▶ _RECORDS FOR PROCESSING_
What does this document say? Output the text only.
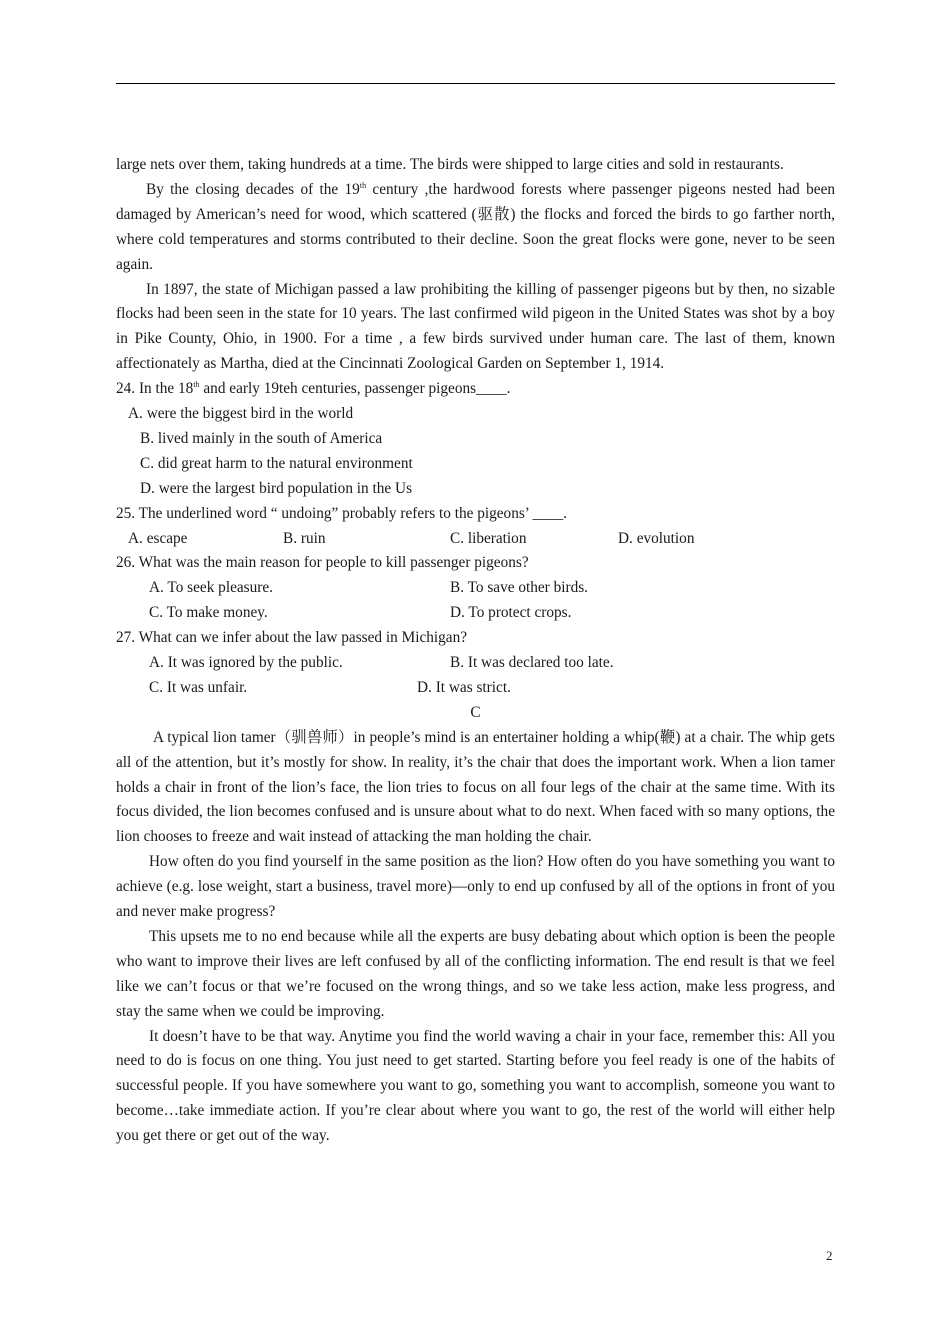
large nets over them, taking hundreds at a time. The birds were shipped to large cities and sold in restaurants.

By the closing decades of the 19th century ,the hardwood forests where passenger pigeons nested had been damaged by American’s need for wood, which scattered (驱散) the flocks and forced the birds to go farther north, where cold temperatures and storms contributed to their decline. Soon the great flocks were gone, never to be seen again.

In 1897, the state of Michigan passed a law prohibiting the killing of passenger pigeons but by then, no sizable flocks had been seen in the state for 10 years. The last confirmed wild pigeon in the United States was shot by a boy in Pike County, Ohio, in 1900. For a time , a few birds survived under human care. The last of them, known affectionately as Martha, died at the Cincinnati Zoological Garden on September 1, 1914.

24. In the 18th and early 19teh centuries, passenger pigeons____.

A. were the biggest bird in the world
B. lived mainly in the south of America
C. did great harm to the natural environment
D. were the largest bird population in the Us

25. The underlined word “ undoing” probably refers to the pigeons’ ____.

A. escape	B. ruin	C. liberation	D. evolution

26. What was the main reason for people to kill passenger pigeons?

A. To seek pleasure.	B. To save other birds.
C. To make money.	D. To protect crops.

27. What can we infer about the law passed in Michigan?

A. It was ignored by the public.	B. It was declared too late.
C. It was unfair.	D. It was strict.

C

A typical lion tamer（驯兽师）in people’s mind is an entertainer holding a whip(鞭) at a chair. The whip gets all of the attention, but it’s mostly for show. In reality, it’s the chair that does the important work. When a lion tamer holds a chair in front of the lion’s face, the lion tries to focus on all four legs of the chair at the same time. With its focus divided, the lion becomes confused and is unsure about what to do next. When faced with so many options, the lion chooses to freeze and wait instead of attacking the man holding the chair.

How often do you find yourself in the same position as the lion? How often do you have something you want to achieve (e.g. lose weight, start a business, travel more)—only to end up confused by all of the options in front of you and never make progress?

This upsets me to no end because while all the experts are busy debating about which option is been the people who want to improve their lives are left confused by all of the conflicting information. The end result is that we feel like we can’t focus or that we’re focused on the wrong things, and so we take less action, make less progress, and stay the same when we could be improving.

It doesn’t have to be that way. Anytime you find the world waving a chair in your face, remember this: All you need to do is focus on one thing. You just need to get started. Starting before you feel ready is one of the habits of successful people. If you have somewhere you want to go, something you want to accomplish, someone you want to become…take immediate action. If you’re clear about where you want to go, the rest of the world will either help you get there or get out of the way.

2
...
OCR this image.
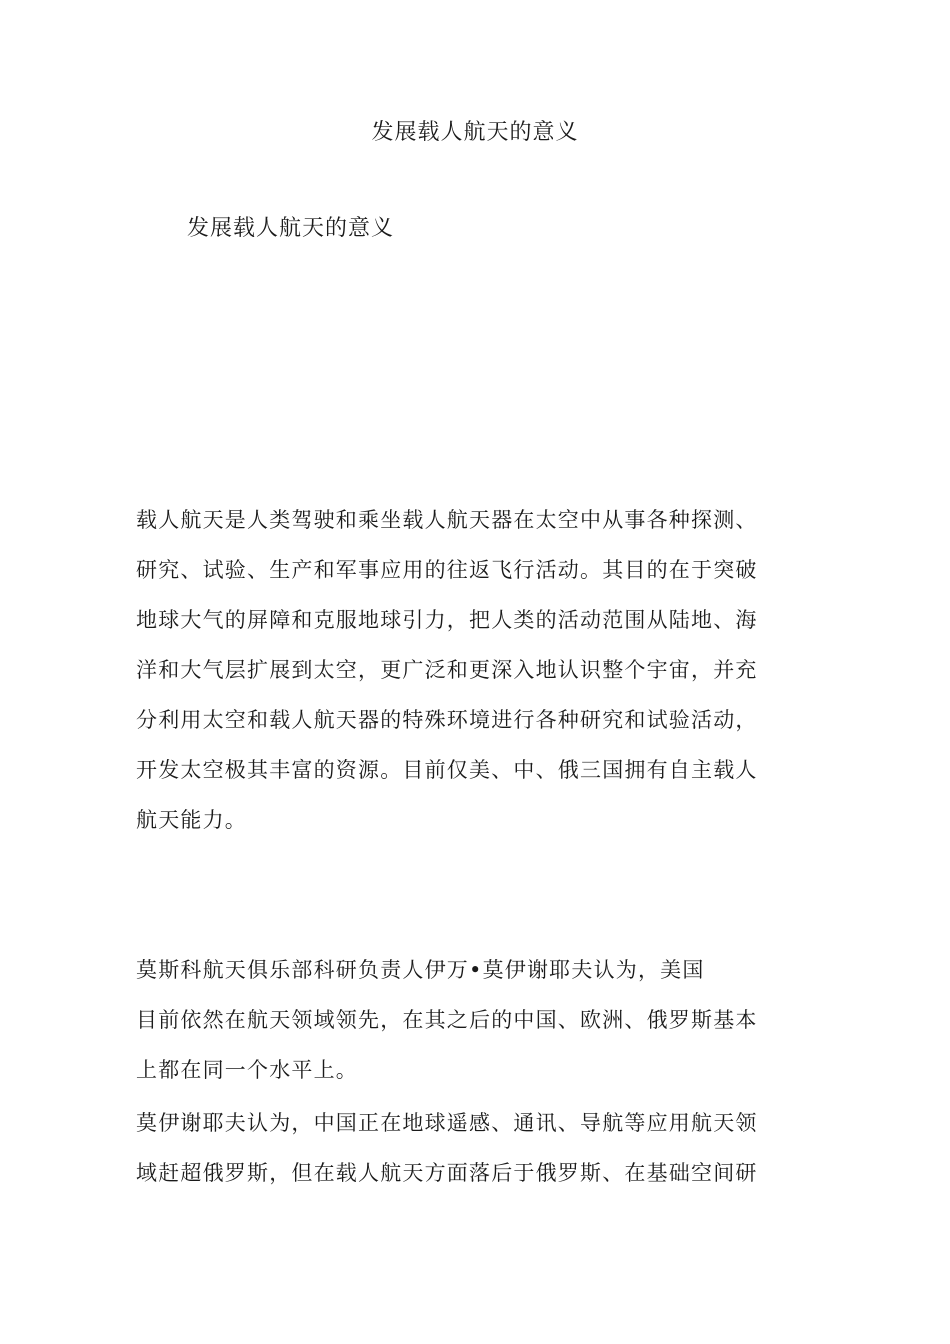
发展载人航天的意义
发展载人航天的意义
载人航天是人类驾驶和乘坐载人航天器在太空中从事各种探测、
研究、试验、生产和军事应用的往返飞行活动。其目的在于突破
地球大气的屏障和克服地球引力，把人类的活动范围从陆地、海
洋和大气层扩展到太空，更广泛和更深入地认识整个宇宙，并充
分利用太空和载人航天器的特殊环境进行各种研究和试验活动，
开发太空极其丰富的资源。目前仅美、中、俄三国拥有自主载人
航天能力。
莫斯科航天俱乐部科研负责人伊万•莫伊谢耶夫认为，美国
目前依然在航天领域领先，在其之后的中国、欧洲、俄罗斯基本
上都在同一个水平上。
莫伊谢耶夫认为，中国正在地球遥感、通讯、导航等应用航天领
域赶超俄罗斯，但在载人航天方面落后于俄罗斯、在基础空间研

▶ _TASK DETAILS_
Tell how many lines in the material contain the word "them". Only the number is wanted.

▶ _RESULT OF THE TASK_
2